EXCERPTED RECORDS:
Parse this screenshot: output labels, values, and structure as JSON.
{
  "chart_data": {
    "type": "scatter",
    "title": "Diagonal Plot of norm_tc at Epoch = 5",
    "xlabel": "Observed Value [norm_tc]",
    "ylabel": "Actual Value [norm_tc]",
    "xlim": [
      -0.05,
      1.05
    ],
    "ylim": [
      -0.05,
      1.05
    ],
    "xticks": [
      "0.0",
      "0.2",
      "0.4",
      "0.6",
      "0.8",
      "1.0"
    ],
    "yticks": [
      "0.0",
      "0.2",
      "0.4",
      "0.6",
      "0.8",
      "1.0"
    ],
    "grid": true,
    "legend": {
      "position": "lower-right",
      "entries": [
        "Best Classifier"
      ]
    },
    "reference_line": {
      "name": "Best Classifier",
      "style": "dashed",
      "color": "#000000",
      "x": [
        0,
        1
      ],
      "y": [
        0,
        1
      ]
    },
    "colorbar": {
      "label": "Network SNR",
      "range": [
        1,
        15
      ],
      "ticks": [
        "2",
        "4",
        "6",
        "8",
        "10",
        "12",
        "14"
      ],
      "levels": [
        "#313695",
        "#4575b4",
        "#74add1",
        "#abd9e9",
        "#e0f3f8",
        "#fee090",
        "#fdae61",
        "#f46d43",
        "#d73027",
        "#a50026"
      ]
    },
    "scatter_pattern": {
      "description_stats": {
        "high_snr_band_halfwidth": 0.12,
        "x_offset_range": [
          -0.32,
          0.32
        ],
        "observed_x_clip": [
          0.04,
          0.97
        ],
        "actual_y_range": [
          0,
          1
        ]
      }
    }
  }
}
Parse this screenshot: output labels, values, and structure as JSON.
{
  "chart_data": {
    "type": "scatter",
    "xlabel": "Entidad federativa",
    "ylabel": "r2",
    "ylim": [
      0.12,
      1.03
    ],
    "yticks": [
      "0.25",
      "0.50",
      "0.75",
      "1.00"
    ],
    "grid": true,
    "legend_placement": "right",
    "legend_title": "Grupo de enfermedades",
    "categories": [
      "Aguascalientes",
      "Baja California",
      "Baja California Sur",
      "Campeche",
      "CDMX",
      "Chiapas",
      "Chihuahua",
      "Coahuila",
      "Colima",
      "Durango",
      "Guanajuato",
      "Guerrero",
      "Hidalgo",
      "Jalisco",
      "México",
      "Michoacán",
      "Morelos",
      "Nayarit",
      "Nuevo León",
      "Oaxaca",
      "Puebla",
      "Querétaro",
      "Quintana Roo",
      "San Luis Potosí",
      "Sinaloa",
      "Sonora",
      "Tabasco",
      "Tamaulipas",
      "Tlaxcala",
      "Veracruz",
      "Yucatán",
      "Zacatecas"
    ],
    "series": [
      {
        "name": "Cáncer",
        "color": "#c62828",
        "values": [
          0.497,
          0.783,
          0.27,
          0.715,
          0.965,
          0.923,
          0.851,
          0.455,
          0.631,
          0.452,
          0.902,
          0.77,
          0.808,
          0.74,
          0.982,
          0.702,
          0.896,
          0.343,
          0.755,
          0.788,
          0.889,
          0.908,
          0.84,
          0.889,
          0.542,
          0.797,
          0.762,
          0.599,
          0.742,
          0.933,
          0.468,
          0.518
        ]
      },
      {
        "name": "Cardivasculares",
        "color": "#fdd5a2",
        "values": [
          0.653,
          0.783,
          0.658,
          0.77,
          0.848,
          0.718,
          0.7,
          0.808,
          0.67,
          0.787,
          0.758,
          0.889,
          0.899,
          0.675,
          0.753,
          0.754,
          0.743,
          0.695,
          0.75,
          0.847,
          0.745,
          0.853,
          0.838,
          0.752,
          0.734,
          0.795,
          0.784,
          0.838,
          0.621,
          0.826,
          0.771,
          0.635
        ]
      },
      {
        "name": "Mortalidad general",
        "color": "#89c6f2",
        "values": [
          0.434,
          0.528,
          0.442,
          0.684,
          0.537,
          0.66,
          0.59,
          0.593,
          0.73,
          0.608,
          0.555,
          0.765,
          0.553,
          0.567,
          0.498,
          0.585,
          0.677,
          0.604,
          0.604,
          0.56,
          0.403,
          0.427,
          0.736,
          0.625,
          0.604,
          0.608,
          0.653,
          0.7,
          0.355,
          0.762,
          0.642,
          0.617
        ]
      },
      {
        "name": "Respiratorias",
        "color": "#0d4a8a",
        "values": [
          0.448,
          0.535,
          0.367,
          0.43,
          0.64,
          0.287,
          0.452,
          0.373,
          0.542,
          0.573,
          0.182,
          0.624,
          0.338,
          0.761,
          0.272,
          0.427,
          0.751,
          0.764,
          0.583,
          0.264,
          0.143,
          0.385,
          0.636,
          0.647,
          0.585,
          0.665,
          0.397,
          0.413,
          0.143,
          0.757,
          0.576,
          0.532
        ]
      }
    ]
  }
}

DIRECTION:
Find the lines above that contain the word "name" and collect them.

EXERCISE ANSWER:
      "name": "Best Classifier",
        "name": "Cáncer",
        "name": "Cardivasculares",
        "name": "Mortalidad general",
        "name": "Respiratorias",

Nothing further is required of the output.